----- DATA FOR THIS TASK -----

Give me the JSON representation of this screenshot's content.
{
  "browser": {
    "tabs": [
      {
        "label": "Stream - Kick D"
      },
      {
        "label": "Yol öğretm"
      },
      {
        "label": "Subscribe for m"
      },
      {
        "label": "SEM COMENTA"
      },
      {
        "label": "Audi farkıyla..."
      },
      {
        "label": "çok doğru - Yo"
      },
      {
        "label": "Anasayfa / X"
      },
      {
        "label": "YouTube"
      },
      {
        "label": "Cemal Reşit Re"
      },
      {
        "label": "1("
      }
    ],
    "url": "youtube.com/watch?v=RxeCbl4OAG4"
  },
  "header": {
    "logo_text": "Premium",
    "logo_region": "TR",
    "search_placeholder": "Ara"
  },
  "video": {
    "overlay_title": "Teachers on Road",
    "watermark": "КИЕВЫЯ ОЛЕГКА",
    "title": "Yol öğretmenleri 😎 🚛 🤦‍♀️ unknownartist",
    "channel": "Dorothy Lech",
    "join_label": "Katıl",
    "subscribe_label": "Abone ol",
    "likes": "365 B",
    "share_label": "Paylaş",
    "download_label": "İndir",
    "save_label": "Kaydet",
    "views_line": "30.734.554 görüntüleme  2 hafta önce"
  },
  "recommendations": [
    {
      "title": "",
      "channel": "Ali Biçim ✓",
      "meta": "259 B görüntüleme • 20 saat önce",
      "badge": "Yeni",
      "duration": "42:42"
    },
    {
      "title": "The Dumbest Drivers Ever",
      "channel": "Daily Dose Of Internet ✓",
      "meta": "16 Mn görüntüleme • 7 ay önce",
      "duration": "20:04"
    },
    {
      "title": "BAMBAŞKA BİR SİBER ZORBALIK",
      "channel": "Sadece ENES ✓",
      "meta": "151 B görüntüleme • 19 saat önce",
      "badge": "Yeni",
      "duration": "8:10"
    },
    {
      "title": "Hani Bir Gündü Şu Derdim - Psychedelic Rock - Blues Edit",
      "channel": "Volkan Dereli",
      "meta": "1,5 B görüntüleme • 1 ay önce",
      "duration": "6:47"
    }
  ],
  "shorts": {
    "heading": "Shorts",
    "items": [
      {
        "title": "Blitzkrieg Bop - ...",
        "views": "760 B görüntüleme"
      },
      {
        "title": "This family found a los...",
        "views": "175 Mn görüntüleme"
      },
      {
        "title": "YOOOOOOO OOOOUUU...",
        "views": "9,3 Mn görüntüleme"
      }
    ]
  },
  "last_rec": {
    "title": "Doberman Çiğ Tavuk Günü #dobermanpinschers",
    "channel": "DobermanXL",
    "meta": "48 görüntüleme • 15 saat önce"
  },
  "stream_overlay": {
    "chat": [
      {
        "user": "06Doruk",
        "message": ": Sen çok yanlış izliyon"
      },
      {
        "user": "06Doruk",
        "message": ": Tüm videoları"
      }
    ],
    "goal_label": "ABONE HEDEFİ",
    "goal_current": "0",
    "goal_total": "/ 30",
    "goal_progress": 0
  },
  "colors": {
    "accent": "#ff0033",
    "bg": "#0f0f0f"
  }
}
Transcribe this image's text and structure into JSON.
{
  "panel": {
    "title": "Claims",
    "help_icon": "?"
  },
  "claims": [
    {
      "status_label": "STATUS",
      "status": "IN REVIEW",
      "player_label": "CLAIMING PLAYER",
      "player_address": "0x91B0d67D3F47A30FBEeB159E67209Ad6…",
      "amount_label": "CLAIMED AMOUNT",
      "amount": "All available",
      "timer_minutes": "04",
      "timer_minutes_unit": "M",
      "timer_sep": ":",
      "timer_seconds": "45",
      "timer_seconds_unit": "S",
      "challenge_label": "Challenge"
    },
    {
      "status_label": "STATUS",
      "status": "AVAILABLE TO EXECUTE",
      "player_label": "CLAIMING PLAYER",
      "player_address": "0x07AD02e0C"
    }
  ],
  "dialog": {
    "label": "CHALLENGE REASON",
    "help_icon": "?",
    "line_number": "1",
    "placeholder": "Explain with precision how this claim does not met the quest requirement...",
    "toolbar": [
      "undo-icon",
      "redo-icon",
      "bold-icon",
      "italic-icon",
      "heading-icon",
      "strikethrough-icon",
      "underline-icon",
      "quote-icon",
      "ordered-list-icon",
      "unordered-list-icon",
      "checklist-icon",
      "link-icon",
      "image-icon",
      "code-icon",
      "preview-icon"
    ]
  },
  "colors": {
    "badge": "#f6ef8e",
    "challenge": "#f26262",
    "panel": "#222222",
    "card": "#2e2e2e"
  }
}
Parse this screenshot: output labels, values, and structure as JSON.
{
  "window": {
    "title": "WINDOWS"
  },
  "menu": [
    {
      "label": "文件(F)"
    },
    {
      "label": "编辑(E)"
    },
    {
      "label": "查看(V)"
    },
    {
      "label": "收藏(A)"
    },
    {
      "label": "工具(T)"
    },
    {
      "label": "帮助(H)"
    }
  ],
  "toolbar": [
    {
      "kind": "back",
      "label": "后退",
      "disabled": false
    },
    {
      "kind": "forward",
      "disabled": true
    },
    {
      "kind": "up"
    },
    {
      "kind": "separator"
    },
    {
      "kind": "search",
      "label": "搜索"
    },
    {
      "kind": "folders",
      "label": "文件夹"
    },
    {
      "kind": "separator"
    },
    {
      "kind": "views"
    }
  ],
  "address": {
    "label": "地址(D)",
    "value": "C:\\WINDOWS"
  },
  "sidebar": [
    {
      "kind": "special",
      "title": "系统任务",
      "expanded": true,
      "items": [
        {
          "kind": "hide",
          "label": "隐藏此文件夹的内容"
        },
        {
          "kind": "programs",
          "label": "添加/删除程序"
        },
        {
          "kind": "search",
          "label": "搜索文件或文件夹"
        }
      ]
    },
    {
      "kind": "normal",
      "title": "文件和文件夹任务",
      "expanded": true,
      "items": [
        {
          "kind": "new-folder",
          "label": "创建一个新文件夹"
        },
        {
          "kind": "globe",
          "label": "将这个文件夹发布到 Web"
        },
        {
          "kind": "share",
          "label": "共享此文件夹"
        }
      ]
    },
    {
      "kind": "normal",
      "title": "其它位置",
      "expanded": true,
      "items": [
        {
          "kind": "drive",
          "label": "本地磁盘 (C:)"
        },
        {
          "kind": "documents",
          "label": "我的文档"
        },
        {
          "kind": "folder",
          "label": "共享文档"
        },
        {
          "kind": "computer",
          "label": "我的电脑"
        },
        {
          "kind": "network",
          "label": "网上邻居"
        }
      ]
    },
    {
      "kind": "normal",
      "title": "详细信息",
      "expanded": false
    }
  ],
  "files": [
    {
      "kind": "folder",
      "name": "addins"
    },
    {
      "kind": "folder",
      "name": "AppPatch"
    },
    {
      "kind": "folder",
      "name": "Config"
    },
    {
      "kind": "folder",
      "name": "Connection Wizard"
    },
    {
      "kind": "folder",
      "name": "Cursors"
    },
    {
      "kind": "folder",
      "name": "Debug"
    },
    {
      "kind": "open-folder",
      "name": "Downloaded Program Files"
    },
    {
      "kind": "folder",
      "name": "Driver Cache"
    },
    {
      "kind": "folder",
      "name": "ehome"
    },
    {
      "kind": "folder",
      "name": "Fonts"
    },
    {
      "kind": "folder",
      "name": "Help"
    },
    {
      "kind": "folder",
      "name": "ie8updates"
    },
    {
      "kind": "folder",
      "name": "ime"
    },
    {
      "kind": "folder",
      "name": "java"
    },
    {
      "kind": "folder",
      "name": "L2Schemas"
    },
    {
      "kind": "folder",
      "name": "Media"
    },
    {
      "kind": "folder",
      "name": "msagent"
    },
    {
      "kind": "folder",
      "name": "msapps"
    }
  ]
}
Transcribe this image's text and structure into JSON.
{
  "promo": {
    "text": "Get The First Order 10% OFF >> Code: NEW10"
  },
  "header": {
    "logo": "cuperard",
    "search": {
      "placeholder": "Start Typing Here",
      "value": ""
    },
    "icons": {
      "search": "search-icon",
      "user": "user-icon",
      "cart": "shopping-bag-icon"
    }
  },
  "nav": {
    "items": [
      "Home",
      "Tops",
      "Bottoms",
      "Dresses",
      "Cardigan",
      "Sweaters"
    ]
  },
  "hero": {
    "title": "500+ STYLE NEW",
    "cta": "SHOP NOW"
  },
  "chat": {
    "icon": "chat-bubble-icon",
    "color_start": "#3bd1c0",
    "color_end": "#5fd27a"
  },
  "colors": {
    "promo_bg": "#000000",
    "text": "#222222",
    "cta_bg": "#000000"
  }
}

-----

→ BRIEF: Take each line of the material that contains the word "JSON" and list it.

→ EXERCISE RESPONSE:
Give me the JSON representation of this screenshot's content.
Transcribe this image's text and structure into JSON.
Parse this screenshot: output labels, values, and structure as JSON.
Transcribe this image's text and structure into JSON.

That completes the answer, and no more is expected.